Material for the task >>
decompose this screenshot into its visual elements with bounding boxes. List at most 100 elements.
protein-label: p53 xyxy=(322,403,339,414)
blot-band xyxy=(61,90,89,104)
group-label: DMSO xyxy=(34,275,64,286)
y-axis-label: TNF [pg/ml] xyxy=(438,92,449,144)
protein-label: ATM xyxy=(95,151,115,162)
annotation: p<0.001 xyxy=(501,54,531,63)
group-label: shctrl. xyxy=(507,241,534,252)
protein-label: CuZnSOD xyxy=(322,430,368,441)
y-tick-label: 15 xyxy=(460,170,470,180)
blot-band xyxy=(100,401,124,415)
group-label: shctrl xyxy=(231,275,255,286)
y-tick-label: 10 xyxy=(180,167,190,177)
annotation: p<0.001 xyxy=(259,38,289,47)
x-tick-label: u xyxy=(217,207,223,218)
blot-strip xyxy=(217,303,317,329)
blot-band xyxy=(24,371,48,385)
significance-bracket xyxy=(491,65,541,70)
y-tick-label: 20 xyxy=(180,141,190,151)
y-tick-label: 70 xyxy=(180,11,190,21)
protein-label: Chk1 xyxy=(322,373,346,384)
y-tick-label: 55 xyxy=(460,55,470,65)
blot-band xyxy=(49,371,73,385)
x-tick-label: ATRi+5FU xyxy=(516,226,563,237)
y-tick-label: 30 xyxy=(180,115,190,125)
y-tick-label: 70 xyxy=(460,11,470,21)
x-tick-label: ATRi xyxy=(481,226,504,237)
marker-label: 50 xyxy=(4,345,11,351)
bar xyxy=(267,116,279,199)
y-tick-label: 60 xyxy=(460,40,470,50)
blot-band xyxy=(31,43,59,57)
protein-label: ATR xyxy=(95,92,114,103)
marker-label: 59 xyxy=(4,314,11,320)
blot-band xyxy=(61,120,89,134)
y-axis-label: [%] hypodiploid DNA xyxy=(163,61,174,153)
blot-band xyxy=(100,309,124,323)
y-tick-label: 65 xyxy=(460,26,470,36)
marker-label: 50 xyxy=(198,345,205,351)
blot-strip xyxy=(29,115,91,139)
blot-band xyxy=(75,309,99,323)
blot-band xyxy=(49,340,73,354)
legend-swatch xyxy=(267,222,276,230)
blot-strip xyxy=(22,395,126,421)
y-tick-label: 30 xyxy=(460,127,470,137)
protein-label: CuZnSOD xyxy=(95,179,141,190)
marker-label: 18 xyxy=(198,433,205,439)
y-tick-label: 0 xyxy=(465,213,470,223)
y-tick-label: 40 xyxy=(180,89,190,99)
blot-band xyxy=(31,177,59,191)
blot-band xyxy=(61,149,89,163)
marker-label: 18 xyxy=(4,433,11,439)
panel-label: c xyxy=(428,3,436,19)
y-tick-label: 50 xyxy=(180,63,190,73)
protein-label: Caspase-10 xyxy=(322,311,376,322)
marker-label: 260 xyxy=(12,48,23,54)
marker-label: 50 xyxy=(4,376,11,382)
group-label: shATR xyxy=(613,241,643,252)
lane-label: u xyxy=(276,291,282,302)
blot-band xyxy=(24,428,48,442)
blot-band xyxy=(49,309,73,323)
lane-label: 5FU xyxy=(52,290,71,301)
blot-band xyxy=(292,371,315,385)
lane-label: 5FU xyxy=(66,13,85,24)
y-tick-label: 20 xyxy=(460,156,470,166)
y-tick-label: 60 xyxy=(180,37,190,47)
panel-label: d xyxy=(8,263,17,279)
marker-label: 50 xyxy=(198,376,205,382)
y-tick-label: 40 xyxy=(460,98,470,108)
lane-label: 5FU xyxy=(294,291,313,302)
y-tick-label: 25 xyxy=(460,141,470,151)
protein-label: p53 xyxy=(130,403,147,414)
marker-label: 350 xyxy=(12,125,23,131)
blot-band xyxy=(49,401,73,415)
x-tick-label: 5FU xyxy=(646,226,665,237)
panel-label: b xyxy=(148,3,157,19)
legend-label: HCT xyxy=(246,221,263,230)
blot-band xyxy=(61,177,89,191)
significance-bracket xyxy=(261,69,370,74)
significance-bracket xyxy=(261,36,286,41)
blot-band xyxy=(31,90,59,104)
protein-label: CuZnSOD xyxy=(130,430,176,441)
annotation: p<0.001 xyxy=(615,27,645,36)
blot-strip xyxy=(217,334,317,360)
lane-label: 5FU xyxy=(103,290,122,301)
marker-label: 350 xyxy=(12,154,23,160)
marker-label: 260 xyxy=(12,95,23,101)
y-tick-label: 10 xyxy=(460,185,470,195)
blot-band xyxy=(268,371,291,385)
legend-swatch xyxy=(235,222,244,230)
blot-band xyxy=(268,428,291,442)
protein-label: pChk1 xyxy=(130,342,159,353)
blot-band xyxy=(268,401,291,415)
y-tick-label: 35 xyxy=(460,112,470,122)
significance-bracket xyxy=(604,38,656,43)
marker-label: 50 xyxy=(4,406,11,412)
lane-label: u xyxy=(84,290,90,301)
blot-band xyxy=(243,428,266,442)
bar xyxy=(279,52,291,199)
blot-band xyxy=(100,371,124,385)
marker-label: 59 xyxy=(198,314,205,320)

Task statement >> Where the string "significance" occurs in the data, return the whole line.

Problem solution >>
significance-bracket xyxy=(491,65,541,70)
significance-bracket xyxy=(261,69,370,74)
significance-bracket xyxy=(261,36,286,41)
significance-bracket xyxy=(604,38,656,43)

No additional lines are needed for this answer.